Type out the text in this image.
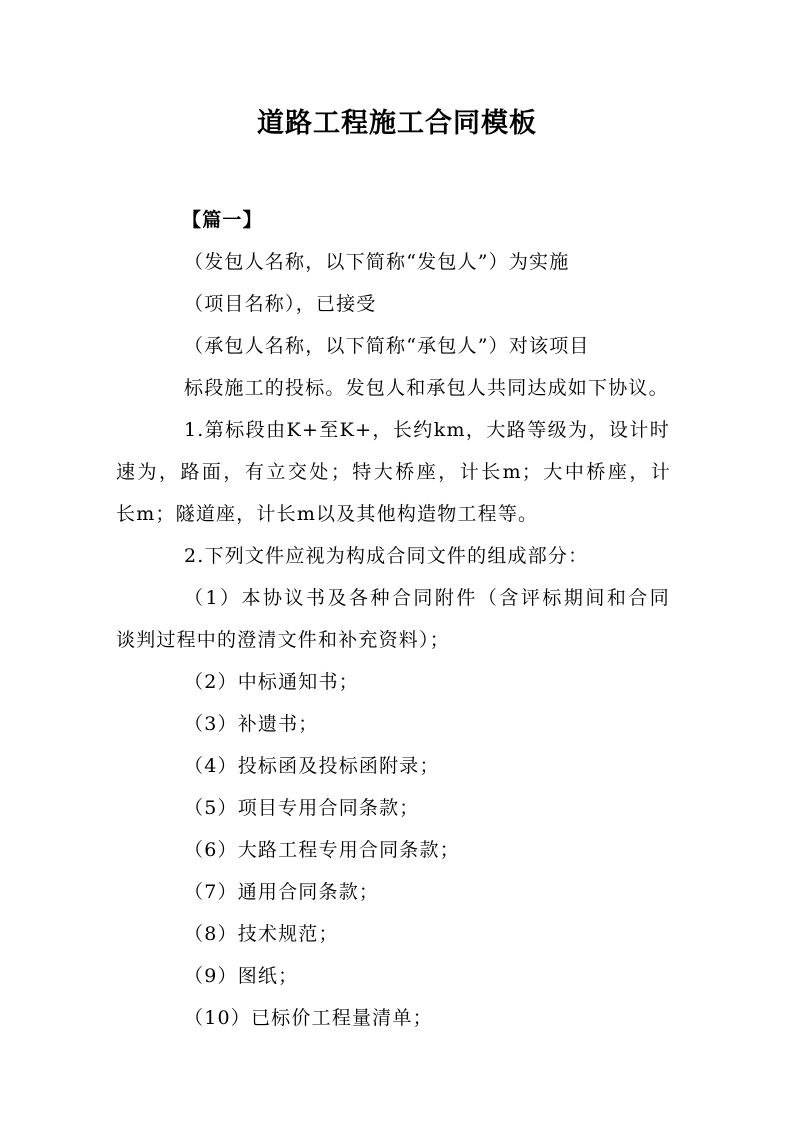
道路工程施工合同模板
【篇一】
（发包人名称，以下简称“发包人”）为实施
（项目名称），已接受
（承包人名称，以下简称“承包人”）对该项目
标段施工的投标。发包人和承包人共同达成如下协议。
1.第标段由K+至K+，长约km，大路等级为，设计时
速为，路面，有立交处；特大桥座，计长m；大中桥座，计
长m；隧道座，计长m以及其他构造物工程等。
2.下列文件应视为构成合同文件的组成部分：
（1）本协议书及各种合同附件（含评标期间和合同
谈判过程中的澄清文件和补充资料）；
（2）中标通知书；
（3）补遗书；
（4）投标函及投标函附录；
（5）项目专用合同条款；
（6）大路工程专用合同条款；
（7）通用合同条款；
（8）技术规范；
（9）图纸；
（10）已标价工程量清单；
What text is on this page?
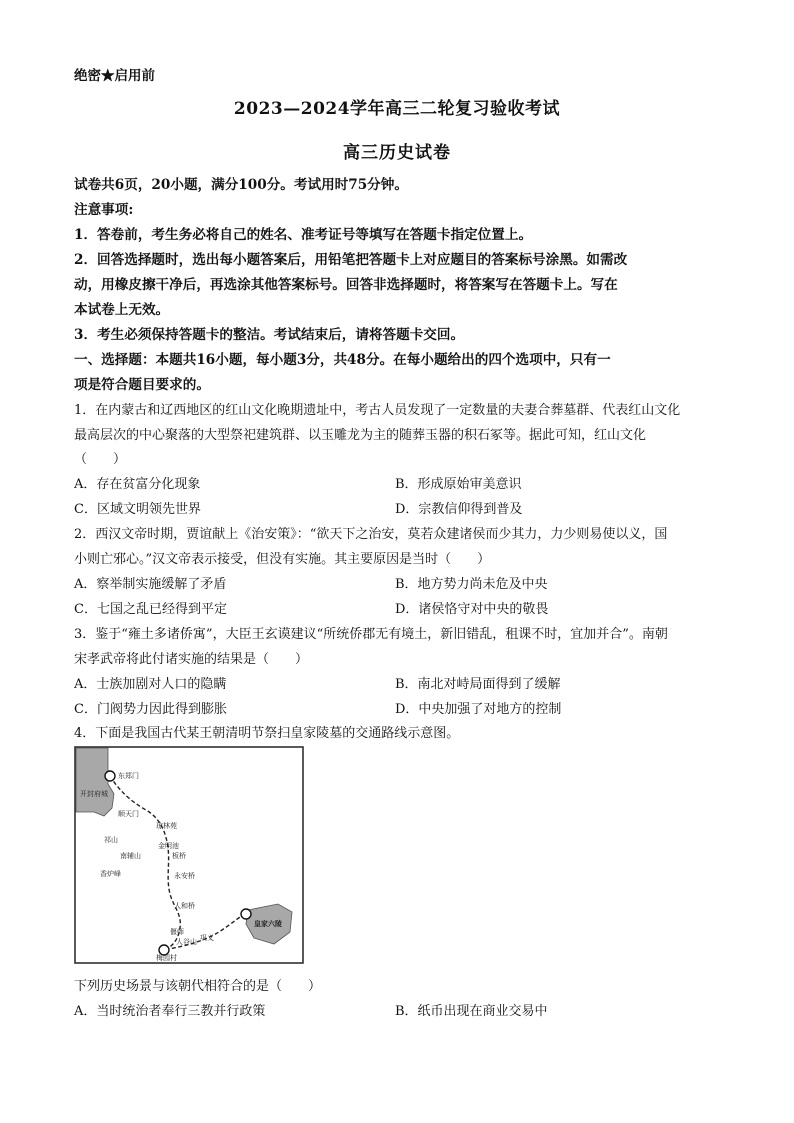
绝密★启用前
2023—2024学年高三二轮复习验收考试
高三历史试卷
试卷共6页，20小题，满分100分。考试用时75分钟。
注意事项:
1．答卷前，考生务必将自己的姓名、准考证号等填写在答题卡指定位置上。
2．回答选择题时，选出每小题答案后，用铅笔把答题卡上对应题目的答案标号涂黑。如需改
动，用橡皮擦干净后，再选涂其他答案标号。回答非选择题时，将答案写在答题卡上。写在
本试卷上无效。
3．考生必须保持答题卡的整洁。考试结束后，请将答题卡交回。
一、选择题：本题共16小题，每小题3分，共48分。在每小题给出的四个选项中，只有一
项是符合题目要求的。
1．在内蒙古和辽西地区的红山文化晚期遗址中，考古人员发现了一定数量的夫妻合葬墓群、代表红山文化
最高层次的中心聚落的大型祭祀建筑群、以玉雕龙为主的随葬玉器的积石冢等。据此可知，红山文化
（　　）
A．存在贫富分化现象	B．形成原始审美意识
C．区域文明领先世界	D．宗教信仰得到普及
2．西汉文帝时期，贾谊献上《治安策》：“欲天下之治安，莫若众建诸侯而少其力，力少则易使以义，国
小则亡邪心。”汉文帝表示接受，但没有实施。其主要原因是当时（　　）
A．察举制实施缓解了矛盾	B．地方势力尚未危及中央
C．七国之乱已经得到平定	D．诸侯恪守对中央的敬畏
3．鉴于“雍土多诸侨寓”，大臣王玄谟建议“所统侨郡无有境土，新旧错乱，租课不时，宜加并合”。南朝
宋孝武帝将此付诸实施的结果是（　　）
A．士族加剧对人口的隐瞒	B．南北对峙局面得到了缓解
C．门阀势力因此得到膨胀	D．中央加强了对地方的控制
4．下面是我国古代某王朝清明节祭扫皇家陵墓的交通路线示意图。
东郑门
开封府城
顺天门
琼林苑
金明池
板桥
南辅山
祁山
香炉峰	永安桥
人和桥
偃师
人谷山 巩义
皇家六陵
梅园村
下列历史场景与该朝代相符合的是（　　）
A．当时统治者奉行三教并行政策	B．纸币出现在商业交易中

Exercise directions: Copy all the lines above that hold the string "以下简称".

Reply:
（发包人名称，以下简称“发包人”）为实施
（承包人名称，以下简称“承包人”）对该项目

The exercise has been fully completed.